Exercise inputs =
+ + +
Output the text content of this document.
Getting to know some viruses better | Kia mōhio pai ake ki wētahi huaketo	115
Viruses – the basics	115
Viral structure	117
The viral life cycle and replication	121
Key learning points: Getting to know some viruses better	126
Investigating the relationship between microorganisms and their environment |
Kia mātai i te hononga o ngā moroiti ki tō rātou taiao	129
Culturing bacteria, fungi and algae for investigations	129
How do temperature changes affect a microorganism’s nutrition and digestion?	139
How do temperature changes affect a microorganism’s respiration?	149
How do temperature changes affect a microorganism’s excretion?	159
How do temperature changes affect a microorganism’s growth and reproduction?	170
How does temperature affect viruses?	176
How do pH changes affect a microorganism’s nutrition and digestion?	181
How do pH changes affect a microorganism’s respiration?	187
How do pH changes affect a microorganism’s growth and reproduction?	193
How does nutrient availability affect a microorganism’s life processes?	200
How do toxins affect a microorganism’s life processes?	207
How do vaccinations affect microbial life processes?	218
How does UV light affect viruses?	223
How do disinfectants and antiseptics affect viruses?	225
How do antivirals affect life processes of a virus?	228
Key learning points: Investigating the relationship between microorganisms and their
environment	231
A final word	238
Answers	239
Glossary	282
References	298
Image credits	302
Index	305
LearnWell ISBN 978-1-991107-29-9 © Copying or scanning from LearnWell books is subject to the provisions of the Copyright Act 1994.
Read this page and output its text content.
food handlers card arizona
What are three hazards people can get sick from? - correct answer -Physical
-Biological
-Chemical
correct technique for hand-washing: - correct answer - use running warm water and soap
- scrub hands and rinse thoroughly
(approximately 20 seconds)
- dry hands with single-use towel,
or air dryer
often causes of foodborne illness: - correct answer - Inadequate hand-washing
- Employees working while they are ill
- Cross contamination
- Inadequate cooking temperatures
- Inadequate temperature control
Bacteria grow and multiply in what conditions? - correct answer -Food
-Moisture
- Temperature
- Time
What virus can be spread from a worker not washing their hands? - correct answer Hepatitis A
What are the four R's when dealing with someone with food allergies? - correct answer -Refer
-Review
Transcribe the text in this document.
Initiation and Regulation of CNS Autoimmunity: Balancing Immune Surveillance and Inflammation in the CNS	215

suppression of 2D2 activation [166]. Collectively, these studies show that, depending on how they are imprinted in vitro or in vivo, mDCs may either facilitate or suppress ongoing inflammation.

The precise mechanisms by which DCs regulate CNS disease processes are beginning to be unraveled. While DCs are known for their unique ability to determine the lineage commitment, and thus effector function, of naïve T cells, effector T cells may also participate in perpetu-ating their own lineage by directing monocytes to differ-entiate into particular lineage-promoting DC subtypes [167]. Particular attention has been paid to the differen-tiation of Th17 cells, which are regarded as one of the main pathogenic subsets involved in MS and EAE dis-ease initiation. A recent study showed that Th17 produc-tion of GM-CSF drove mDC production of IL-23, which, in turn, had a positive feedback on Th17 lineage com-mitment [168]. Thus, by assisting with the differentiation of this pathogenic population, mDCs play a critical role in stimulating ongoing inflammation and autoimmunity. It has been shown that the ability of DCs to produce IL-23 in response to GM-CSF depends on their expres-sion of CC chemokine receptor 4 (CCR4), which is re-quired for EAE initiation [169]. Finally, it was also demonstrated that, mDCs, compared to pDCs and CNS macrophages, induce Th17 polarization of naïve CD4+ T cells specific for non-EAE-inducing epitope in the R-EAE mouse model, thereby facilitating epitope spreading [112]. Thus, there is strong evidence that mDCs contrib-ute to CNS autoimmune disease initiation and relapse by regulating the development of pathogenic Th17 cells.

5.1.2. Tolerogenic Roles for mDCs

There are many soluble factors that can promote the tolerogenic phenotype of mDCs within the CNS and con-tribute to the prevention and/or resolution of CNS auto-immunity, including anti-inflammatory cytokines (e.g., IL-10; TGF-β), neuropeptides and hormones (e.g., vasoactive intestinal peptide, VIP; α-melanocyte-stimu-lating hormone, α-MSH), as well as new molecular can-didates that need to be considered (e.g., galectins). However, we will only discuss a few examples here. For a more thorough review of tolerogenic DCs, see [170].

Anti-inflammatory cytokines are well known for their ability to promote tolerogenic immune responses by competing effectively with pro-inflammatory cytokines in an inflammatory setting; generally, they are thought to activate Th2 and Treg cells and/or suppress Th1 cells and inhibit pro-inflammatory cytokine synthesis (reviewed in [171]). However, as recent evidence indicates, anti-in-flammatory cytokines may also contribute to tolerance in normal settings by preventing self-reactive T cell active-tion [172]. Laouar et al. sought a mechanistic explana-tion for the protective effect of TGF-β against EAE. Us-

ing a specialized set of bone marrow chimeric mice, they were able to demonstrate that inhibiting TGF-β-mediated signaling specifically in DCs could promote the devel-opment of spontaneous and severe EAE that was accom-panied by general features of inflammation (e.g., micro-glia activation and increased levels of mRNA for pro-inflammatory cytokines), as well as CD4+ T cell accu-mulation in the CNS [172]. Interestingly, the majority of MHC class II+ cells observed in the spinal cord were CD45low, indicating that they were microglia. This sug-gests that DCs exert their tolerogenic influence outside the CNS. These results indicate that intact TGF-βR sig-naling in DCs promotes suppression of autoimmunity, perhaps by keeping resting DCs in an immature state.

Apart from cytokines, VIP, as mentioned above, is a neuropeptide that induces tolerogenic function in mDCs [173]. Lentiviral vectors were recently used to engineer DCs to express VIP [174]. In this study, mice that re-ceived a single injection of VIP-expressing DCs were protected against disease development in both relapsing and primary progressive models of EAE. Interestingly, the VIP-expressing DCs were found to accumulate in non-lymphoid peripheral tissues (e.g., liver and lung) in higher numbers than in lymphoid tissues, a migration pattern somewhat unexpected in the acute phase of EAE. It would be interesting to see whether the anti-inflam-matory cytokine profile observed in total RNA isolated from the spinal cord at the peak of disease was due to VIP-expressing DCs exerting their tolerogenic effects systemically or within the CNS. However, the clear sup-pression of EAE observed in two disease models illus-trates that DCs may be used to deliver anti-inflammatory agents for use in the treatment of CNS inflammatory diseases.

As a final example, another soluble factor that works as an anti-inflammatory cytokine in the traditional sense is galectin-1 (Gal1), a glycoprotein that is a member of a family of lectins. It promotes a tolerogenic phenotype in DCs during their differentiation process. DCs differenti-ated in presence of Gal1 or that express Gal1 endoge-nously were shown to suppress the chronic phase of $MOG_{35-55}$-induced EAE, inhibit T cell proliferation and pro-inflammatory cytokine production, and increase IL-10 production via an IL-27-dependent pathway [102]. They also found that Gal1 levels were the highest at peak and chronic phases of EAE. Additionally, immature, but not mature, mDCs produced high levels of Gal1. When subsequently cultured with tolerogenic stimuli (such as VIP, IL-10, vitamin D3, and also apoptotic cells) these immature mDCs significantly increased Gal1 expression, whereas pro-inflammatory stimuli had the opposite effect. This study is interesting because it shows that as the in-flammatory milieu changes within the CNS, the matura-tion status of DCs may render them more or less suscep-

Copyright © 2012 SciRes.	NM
+ + +
Task statement =
Could you return all of the entries exactly as they stand?

Answer to this exercise =
Output the text content of this document.
Getting to know some viruses better | Kia mōhio pai ake ki wētahi huaketo	115
Viruses – the basics	115
Viral structure	117
The viral life cycle and replication	121
Key learning points: Getting to know some viruses better	126
Investigating the relationship between microorganisms and their environment |
Kia mātai i te hononga o ngā moroiti ki tō rātou taiao	129
Culturing bacteria, fungi and algae for investigations	129
How do temperature changes affect a microorganism’s nutrition and digestion?	139
How do temperature changes affect a microorganism’s respiration?	149
How do temperature changes affect a microorganism’s excretion?	159
How do temperature changes affect a microorganism’s growth and reproduction?	170
How does temperature affect viruses?	176
How do pH changes affect a microorganism’s nutrition and digestion?	181
How do pH changes affect a microorganism’s respiration?	187
How do pH changes affect a microorganism’s growth and reproduction?	193
How does nutrient availability affect a microorganism’s life processes?	200
How do toxins affect a microorganism’s life processes?	207
How do vaccinations affect microbial life processes?	218
How does UV light affect viruses?	223
How do disinfectants and antiseptics affect viruses?	225
How do antivirals affect life processes of a virus?	228
Key learning points: Investigating the relationship between microorganisms and their
environment	231
A final word	238
Answers	239
Glossary	282
References	298
Image credits	302
Index	305
LearnWell ISBN 978-1-991107-29-9 © Copying or scanning from LearnWell books is subject to the provisions of the Copyright Act 1994.
Read this page and output its text content.
food handlers card arizona
What are three hazards people can get sick from? - correct answer -Physical
-Biological
-Chemical
correct technique for hand-washing: - correct answer - use running warm water and soap
- scrub hands and rinse thoroughly
(approximately 20 seconds)
- dry hands with single-use towel,
or air dryer
often causes of foodborne illness: - correct answer - Inadequate hand-washing
- Employees working while they are ill
- Cross contamination
- Inadequate cooking temperatures
- Inadequate temperature control
Bacteria grow and multiply in what conditions? - correct answer -Food
-Moisture
- Temperature
- Time
What virus can be spread from a worker not washing their hands? - correct answer Hepatitis A
What are the four R's when dealing with someone with food allergies? - correct answer -Refer
-Review
Transcribe the text in this document.
Initiation and Regulation of CNS Autoimmunity: Balancing Immune Surveillance and Inflammation in the CNS	215

suppression of 2D2 activation [166]. Collectively, these studies show that, depending on how they are imprinted in vitro or in vivo, mDCs may either facilitate or suppress ongoing inflammation.

The precise mechanisms by which DCs regulate CNS disease processes are beginning to be unraveled. While DCs are known for their unique ability to determine the lineage commitment, and thus effector function, of naïve T cells, effector T cells may also participate in perpetu-ating their own lineage by directing monocytes to differ-entiate into particular lineage-promoting DC subtypes [167]. Particular attention has been paid to the differen-tiation of Th17 cells, which are regarded as one of the main pathogenic subsets involved in MS and EAE dis-ease initiation. A recent study showed that Th17 produc-tion of GM-CSF drove mDC production of IL-23, which, in turn, had a positive feedback on Th17 lineage com-mitment [168]. Thus, by assisting with the differentiation of this pathogenic population, mDCs play a critical role in stimulating ongoing inflammation and autoimmunity. It has been shown that the ability of DCs to produce IL-23 in response to GM-CSF depends on their expres-sion of CC chemokine receptor 4 (CCR4), which is re-quired for EAE initiation [169]. Finally, it was also demonstrated that, mDCs, compared to pDCs and CNS macrophages, induce Th17 polarization of naïve CD4+ T cells specific for non-EAE-inducing epitope in the R-EAE mouse model, thereby facilitating epitope spreading [112]. Thus, there is strong evidence that mDCs contrib-ute to CNS autoimmune disease initiation and relapse by regulating the development of pathogenic Th17 cells.

5.1.2. Tolerogenic Roles for mDCs

There are many soluble factors that can promote the tolerogenic phenotype of mDCs within the CNS and con-tribute to the prevention and/or resolution of CNS auto-immunity, including anti-inflammatory cytokines (e.g., IL-10; TGF-β), neuropeptides and hormones (e.g., vasoactive intestinal peptide, VIP; α-melanocyte-stimu-lating hormone, α-MSH), as well as new molecular can-didates that need to be considered (e.g., galectins). However, we will only discuss a few examples here. For a more thorough review of tolerogenic DCs, see [170].

Anti-inflammatory cytokines are well known for their ability to promote tolerogenic immune responses by competing effectively with pro-inflammatory cytokines in an inflammatory setting; generally, they are thought to activate Th2 and Treg cells and/or suppress Th1 cells and inhibit pro-inflammatory cytokine synthesis (reviewed in [171]). However, as recent evidence indicates, anti-in-flammatory cytokines may also contribute to tolerance in normal settings by preventing self-reactive T cell active-tion [172]. Laouar et al. sought a mechanistic explana-tion for the protective effect of TGF-β against EAE. Us-

ing a specialized set of bone marrow chimeric mice, they were able to demonstrate that inhibiting TGF-β-mediated signaling specifically in DCs could promote the devel-opment of spontaneous and severe EAE that was accom-panied by general features of inflammation (e.g., micro-glia activation and increased levels of mRNA for pro-inflammatory cytokines), as well as CD4+ T cell accu-mulation in the CNS [172]. Interestingly, the majority of MHC class II+ cells observed in the spinal cord were CD45low, indicating that they were microglia. This sug-gests that DCs exert their tolerogenic influence outside the CNS. These results indicate that intact TGF-βR sig-naling in DCs promotes suppression of autoimmunity, perhaps by keeping resting DCs in an immature state.

Apart from cytokines, VIP, as mentioned above, is a neuropeptide that induces tolerogenic function in mDCs [173]. Lentiviral vectors were recently used to engineer DCs to express VIP [174]. In this study, mice that re-ceived a single injection of VIP-expressing DCs were protected against disease development in both relapsing and primary progressive models of EAE. Interestingly, the VIP-expressing DCs were found to accumulate in non-lymphoid peripheral tissues (e.g., liver and lung) in higher numbers than in lymphoid tissues, a migration pattern somewhat unexpected in the acute phase of EAE. It would be interesting to see whether the anti-inflam-matory cytokine profile observed in total RNA isolated from the spinal cord at the peak of disease was due to VIP-expressing DCs exerting their tolerogenic effects systemically or within the CNS. However, the clear sup-pression of EAE observed in two disease models illus-trates that DCs may be used to deliver anti-inflammatory agents for use in the treatment of CNS inflammatory diseases.

As a final example, another soluble factor that works as an anti-inflammatory cytokine in the traditional sense is galectin-1 (Gal1), a glycoprotein that is a member of a family of lectins. It promotes a tolerogenic phenotype in DCs during their differentiation process. DCs differenti-ated in presence of Gal1 or that express Gal1 endoge-nously were shown to suppress the chronic phase of $MOG_{35-55}$-induced EAE, inhibit T cell proliferation and pro-inflammatory cytokine production, and increase IL-10 production via an IL-27-dependent pathway [102]. They also found that Gal1 levels were the highest at peak and chronic phases of EAE. Additionally, immature, but not mature, mDCs produced high levels of Gal1. When subsequently cultured with tolerogenic stimuli (such as VIP, IL-10, vitamin D3, and also apoptotic cells) these immature mDCs significantly increased Gal1 expression, whereas pro-inflammatory stimuli had the opposite effect. This study is interesting because it shows that as the in-flammatory milieu changes within the CNS, the matura-tion status of DCs may render them more or less suscep-

Copyright © 2012 SciRes.	NM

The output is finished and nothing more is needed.